Start of EXERCISE MATERIALS
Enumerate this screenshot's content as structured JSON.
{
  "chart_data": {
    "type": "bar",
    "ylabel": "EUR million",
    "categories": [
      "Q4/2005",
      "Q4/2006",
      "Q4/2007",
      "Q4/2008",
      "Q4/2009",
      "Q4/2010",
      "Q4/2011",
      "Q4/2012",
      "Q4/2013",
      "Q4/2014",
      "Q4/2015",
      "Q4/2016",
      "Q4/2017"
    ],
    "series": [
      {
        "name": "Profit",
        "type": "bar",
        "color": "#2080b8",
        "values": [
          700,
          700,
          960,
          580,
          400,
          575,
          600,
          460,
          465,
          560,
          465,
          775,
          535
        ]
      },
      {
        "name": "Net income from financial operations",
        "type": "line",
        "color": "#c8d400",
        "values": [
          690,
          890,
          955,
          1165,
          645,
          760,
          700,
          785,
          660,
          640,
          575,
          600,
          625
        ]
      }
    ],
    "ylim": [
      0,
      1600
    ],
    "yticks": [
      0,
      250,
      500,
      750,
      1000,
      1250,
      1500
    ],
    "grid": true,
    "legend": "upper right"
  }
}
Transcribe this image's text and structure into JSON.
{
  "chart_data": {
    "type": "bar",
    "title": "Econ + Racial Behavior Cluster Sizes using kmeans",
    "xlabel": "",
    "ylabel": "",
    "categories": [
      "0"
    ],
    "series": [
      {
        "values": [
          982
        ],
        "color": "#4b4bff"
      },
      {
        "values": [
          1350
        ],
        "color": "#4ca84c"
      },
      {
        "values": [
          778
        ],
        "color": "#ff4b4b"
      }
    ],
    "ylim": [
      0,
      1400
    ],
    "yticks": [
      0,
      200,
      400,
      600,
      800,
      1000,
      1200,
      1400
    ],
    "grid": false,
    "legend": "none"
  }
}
End of EXERCISE MATERIALS
DIRECTIONS>
Write every entry out again exactly.

WRITTEN RESPONSE>
Enumerate this screenshot's content as structured JSON.
{
  "chart_data": {
    "type": "bar",
    "ylabel": "EUR million",
    "categories": [
      "Q4/2005",
      "Q4/2006",
      "Q4/2007",
      "Q4/2008",
      "Q4/2009",
      "Q4/2010",
      "Q4/2011",
      "Q4/2012",
      "Q4/2013",
      "Q4/2014",
      "Q4/2015",
      "Q4/2016",
      "Q4/2017"
    ],
    "series": [
      {
        "name": "Profit",
        "type": "bar",
        "color": "#2080b8",
        "values": [
          700,
          700,
          960,
          580,
          400,
          575,
          600,
          460,
          465,
          560,
          465,
          775,
          535
        ]
      },
      {
        "name": "Net income from financial operations",
        "type": "line",
        "color": "#c8d400",
        "values": [
          690,
          890,
          955,
          1165,
          645,
          760,
          700,
          785,
          660,
          640,
          575,
          600,
          625
        ]
      }
    ],
    "ylim": [
      0,
      1600
    ],
    "yticks": [
      0,
      250,
      500,
      750,
      1000,
      1250,
      1500
    ],
    "grid": true,
    "legend": "upper right"
  }
}
Transcribe this image's text and structure into JSON.
{
  "chart_data": {
    "type": "bar",
    "title": "Econ + Racial Behavior Cluster Sizes using kmeans",
    "xlabel": "",
    "ylabel": "",
    "categories": [
      "0"
    ],
    "series": [
      {
        "values": [
          982
        ],
        "color": "#4b4bff"
      },
      {
        "values": [
          1350
        ],
        "color": "#4ca84c"
      },
      {
        "values": [
          778
        ],
        "color": "#ff4b4b"
      }
    ],
    "ylim": [
      0,
      1400
    ],
    "yticks": [
      0,
      200,
      400,
      600,
      800,
      1000,
      1200,
      1400
    ],
    "grid": false,
    "legend": "none"
  }
}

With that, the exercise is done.